* _PETUNJUK LATIHAN_
Tulis ulang bagian teks tentang ciri kepemimpinan demokratik di antara "c. Pengikut tidak" dan "dipimpin oleh pemimpin.", termasuk kedua batas itu, dengan mengganti "organisasi" menjadi "lembaga".

* _KUTIPAN DOKUMEN_
5. Ciri dan Gaya Kepemimpinan : Demokratik
a. Kebebasan pemimpin dan pengikut untuk menggunakan kekuasaannya sedang dan
saling mengontrol.
b. Pemimpin berpendapat tidak dapat melakukan tugasnya dan mengambil keputusan
tanpa para pengikutnya.
c. Pengikut tidak dapat melakukan tugasnya tanpa pemimpinnya.
d. Penentuan visi, misi, dan strategi organisasi dilakukan bersama pemimpin dan para
pengikutnya dipimpin oleh pemimpin.
e. Dalam mengambil keputusan maka pengumpulan informasi mengumpulkan
alternatif, dan memilih untuk melaksanakan pekerjaan bersama-sama dengan
pengikutnya.
f. Pemimpin dan pengikut secara bersama-sama membuat rencana kegiatan dan
dilaksanakan oleh pengikut di bawah supervisi pemimpin.
g. Komunikasi berlangsung secara formal dan informal secara tiga arah, kebawah, atas,
dan menyamping.

* _Data pemahaman dokumen_
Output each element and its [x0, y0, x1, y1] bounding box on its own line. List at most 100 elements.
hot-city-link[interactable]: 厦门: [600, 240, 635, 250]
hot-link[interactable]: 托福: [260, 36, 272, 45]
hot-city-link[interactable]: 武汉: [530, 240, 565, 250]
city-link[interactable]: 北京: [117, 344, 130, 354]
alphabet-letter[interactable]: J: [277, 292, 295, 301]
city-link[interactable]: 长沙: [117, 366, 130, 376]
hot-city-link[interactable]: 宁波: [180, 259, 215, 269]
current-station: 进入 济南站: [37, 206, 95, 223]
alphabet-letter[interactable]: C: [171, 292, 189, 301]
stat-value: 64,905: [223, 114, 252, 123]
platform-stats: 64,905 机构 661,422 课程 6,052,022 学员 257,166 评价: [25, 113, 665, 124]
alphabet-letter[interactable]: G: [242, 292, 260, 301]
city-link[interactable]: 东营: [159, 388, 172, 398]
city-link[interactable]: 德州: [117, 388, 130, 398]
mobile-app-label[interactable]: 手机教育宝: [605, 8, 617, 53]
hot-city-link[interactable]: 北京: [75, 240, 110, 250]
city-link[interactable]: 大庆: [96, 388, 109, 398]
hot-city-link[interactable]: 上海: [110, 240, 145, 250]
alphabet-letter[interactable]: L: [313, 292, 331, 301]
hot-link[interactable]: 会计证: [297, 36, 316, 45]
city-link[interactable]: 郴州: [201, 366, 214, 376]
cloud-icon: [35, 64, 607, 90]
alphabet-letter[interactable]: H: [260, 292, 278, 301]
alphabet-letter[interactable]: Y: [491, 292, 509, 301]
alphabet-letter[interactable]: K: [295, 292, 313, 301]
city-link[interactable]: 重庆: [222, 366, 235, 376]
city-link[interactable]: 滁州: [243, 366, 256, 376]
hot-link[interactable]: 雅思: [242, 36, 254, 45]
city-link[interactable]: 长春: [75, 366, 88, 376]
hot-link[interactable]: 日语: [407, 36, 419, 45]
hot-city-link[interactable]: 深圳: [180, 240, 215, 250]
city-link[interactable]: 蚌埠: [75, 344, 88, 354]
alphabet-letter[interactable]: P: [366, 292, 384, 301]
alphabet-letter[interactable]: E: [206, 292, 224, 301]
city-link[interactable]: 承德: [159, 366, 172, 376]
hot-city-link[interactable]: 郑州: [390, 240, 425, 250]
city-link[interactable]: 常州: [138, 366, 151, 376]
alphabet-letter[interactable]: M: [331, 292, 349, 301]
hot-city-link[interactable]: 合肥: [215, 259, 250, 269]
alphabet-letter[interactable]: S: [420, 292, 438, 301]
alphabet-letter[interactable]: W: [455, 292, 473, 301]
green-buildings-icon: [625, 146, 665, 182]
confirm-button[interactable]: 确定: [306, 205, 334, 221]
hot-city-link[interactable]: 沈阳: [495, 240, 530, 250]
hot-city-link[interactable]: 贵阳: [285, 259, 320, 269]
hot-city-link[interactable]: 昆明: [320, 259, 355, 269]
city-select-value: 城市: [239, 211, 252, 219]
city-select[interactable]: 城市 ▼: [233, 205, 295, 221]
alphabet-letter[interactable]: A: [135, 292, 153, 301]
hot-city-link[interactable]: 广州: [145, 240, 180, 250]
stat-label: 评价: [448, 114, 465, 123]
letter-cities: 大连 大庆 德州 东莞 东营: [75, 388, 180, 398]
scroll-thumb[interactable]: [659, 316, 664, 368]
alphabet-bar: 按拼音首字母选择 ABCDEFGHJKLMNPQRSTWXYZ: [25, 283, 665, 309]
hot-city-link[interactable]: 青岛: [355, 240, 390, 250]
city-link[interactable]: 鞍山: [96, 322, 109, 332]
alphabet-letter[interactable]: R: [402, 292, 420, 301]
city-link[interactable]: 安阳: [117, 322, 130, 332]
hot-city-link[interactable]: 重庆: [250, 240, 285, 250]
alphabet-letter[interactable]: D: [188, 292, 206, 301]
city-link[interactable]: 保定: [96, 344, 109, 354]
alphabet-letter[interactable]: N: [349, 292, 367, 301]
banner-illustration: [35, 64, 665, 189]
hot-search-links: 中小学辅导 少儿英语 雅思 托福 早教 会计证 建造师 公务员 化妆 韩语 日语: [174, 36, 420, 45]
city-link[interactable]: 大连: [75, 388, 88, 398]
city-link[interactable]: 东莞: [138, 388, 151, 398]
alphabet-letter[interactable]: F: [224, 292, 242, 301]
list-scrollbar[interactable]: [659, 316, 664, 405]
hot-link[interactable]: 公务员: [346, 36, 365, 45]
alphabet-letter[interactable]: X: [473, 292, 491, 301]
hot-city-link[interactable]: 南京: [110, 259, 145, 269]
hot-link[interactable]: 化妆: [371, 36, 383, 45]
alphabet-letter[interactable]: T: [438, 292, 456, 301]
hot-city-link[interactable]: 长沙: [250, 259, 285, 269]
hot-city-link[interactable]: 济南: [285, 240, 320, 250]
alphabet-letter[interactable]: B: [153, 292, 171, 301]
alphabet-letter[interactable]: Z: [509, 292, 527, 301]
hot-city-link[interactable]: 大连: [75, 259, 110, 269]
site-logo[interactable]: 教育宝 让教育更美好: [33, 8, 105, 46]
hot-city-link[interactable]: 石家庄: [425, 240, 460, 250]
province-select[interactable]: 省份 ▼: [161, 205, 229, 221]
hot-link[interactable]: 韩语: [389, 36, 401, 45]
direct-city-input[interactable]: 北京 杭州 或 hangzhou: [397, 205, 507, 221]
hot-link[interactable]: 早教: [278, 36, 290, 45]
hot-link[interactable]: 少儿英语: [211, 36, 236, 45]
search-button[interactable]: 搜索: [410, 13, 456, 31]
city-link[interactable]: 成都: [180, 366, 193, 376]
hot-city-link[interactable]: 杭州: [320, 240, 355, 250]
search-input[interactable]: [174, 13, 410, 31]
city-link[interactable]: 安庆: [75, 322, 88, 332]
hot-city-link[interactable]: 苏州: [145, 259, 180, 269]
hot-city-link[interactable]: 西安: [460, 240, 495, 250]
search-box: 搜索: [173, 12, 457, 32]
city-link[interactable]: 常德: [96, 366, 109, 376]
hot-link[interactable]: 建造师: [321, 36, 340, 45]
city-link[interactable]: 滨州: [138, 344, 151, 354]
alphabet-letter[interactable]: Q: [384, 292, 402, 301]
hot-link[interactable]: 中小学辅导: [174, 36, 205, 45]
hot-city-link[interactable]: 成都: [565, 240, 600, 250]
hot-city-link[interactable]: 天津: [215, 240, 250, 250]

* _JAWABAN LATIHAN_
c. Pengikut tidak dapat melakukan tugasnya tanpa pemimpinnya.
d. Penentuan visi, misi, dan strategi lembaga dilakukan bersama pemimpin dan para
pengikutnya dipimpin oleh pemimpin.